The Times reports that NYC will stop honoring any requests from immigration authorities, unless it is accompanied by a warrant from a federal judge. And then, they may decline to honor the request if the suspect has not been convicted of a “violent or serious crime.”
New York City would stop honoring detention requests issued by United States immigration authorities without a warrant from a federal judge, according to a proposal announced by the City Council on Thursday.
The bill also stipulates that even with a judge’s warrant, the Police and Correction Departments may honor a request for a hold, known as a detainer, only if the subject has been convicted of a “violent or serious crime.”
With a federal detainer, ICE contacts a local government, and tells them to hold onto a person for 48 hours before releasing him or her, so ICE can come pick them up. New York is saying no to that. Now, New York City will even disregard a federal judge’s determination that probable cause is present, if New York does not think the crime is serious enough.
The article notes that these federal detainers are “voluntary.”

=== MATERIAL PROVIDED ===
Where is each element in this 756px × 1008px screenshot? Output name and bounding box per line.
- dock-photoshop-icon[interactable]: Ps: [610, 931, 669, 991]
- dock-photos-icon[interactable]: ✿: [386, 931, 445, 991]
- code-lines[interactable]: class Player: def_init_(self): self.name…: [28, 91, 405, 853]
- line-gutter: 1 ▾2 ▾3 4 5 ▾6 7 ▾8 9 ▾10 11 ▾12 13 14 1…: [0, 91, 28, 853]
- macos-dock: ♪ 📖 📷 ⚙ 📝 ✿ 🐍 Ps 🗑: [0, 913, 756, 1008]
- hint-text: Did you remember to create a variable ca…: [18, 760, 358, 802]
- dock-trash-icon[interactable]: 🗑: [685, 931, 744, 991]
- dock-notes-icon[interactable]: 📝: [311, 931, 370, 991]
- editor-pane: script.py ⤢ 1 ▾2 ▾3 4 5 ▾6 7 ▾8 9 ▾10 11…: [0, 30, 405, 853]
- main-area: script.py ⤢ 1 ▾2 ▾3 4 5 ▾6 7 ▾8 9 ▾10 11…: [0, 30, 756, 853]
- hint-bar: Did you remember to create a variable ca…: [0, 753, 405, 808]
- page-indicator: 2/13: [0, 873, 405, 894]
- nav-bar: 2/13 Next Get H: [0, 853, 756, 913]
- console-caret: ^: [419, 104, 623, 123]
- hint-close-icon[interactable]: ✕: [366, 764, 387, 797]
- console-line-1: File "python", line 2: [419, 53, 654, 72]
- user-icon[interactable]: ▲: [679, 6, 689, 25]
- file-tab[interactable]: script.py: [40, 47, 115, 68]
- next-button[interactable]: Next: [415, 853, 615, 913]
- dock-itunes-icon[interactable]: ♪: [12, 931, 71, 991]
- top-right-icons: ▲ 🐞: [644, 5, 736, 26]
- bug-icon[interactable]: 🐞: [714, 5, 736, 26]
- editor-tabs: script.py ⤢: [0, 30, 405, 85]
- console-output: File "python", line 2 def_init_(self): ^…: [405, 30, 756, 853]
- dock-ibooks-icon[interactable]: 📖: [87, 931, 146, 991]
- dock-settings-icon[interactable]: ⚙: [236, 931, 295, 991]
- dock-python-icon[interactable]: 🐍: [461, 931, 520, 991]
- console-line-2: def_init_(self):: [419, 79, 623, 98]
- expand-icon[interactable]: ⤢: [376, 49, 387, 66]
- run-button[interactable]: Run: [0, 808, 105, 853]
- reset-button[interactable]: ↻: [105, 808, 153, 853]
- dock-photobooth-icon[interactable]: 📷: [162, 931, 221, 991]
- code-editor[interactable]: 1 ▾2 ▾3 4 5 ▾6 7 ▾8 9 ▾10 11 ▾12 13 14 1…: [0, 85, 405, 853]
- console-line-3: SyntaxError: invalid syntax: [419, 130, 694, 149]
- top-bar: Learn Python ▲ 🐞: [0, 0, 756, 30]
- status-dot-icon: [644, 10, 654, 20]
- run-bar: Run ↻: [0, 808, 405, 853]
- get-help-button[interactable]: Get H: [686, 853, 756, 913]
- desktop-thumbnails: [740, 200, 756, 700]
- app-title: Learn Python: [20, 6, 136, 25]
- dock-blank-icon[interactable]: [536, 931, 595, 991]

=== WHAT NEEDS TO BE DONE ===
Write what comes next in the piece on New York City's handling of federal immigration detainers, picking up after its last sentence. The entries come from a different source than the text above them.

=== RESPONSE TO THE EXERCISE ===
Federal judges, as Ms. Mark-Viverito’s office noted, have said that because federal detainer requests are voluntary, municipalities that honor them may be violating the Constitution. Courts in states including Pennsylvania and Rhode Island ruled this year that detainers did not amount to the probable cause required for people to be kept in jail.
Specifically, 8 C.F.R. 287.7 defines the detainer as a “request”:
The detainer is a request that such agency advise the Department, prior to release of the alien, in order for the Department to arrange to assume custody, in situations when gaining immediate physical custody is either impracticable or impossible.
But, the regulation also says that the agency “shall” maintain custody, which seems mandatory:
Upon a determination by the Department to issue a detainer for an alien not otherwise detained by a criminal justice agency, such agency shall maintain custody of the alien for a period not to exceed 48 hours, excluding Saturdays, Sundays, and holidays in order to permit assumption of custody by the Department
I don’t know enough about this area of law, but for any city to ignore court orders from federal judges finding probable cause to hold a prisoner seems problematic.
Now New York City, and not the United States, decides who is turned over. The statement from the author of the bill says just that.
“By further limiting ICE’s role in the detention and deportation of immigrant New Yorkers, we set the national standard for the treatment of our immigrant population,” Ms. Mark-Viverito said in a statement. “Families will no longer be needlessly torn apart by ICE’s dragnet enforcement efforts.”
And other cities seem to be taking similar steps.
The Council’s move would align New York with many other cities and counties around the country that have said they will limit their cooperation with detention requests from immigration authorities.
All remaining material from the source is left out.